Records:
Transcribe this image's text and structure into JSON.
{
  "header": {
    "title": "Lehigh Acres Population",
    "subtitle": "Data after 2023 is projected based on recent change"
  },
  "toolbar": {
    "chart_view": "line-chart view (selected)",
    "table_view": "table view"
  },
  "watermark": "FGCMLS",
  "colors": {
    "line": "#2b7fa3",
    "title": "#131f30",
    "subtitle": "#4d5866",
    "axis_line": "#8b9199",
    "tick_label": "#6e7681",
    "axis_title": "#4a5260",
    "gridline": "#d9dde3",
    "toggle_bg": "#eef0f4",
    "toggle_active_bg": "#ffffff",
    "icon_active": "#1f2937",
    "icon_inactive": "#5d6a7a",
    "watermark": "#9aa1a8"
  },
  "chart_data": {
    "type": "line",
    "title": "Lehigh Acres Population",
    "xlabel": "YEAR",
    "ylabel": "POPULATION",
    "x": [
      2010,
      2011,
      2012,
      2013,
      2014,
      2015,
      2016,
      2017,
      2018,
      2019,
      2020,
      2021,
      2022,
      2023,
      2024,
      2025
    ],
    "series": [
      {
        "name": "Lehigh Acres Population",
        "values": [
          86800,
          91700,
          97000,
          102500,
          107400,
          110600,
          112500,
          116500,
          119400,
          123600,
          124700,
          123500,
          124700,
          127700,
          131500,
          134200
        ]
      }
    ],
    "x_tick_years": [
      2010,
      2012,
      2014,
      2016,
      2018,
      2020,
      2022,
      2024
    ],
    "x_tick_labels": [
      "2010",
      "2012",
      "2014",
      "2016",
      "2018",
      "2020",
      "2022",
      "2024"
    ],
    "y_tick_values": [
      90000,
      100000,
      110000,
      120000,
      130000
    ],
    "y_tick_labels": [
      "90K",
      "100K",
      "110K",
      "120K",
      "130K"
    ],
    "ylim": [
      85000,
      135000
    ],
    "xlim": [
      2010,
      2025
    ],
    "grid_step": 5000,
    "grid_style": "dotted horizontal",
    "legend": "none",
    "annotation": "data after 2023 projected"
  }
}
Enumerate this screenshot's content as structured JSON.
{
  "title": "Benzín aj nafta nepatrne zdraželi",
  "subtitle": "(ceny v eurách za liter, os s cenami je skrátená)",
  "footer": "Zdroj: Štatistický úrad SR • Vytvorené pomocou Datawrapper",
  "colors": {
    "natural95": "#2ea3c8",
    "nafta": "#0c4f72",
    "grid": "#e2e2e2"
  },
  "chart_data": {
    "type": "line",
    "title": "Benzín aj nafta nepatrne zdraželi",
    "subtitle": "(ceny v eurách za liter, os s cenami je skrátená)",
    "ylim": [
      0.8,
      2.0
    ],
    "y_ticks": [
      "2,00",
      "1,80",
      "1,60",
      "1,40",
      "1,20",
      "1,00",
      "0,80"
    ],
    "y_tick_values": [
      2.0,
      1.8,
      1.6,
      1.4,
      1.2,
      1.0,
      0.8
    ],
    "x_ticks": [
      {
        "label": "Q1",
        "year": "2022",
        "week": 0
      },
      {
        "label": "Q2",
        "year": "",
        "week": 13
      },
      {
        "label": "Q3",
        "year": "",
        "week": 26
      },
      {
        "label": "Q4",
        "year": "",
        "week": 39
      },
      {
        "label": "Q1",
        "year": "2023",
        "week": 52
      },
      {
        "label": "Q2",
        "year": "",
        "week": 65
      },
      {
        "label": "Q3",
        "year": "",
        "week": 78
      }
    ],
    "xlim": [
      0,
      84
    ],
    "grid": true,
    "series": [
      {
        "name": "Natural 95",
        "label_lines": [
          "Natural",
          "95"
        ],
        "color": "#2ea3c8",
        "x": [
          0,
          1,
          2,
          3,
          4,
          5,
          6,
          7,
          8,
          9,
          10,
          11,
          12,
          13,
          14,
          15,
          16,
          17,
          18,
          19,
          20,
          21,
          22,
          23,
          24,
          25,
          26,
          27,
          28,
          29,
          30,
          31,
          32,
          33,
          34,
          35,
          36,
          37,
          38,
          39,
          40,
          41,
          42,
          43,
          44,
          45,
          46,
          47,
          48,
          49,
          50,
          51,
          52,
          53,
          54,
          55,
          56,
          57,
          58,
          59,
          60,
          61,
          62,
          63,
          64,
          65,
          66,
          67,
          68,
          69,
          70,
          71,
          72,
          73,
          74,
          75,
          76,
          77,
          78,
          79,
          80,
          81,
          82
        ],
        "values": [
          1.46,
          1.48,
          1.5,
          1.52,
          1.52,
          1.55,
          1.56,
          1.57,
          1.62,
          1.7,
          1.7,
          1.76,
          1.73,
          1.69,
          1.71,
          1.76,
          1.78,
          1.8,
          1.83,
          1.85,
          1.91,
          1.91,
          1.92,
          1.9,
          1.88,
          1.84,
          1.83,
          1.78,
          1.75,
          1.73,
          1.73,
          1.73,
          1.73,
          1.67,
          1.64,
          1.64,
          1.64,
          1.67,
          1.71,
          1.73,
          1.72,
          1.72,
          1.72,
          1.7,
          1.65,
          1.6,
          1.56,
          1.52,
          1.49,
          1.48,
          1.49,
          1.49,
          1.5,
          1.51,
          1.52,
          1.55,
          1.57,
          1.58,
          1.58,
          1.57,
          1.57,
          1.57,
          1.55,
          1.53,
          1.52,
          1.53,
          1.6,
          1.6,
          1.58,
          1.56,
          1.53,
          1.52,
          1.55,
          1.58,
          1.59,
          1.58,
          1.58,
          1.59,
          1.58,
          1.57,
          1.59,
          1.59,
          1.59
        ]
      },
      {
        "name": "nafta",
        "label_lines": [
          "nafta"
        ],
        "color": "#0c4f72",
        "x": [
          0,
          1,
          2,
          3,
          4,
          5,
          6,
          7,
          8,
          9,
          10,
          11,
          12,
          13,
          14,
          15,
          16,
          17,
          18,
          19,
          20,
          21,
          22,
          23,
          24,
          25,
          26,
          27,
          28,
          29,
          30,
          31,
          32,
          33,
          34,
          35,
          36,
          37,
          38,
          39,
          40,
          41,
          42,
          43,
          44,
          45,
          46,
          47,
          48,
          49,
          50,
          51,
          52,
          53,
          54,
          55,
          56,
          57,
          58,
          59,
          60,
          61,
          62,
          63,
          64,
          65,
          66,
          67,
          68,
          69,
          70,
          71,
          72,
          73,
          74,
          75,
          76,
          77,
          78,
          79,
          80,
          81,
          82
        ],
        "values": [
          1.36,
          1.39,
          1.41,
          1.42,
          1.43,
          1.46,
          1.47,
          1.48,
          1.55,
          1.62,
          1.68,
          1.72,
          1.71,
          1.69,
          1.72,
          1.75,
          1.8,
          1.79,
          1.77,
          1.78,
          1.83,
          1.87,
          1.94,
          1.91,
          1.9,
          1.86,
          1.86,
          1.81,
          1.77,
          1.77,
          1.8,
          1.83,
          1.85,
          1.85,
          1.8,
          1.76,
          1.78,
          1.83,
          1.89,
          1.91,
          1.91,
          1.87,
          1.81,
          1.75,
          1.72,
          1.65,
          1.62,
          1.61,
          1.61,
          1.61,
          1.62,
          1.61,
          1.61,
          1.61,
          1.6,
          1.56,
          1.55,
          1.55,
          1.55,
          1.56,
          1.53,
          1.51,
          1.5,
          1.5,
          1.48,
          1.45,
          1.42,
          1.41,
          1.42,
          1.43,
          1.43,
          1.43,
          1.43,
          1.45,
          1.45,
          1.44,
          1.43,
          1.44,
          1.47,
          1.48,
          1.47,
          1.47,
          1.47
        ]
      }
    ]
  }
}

→ WHAT IS BEING ASKED:
Copy every line of the data that holds the string "zdraželi".

→ EXERCISE SOLUTION:
  "title": "Benzín aj nafta nepatrne zdraželi",
    "title": "Benzín aj nafta nepatrne zdraželi",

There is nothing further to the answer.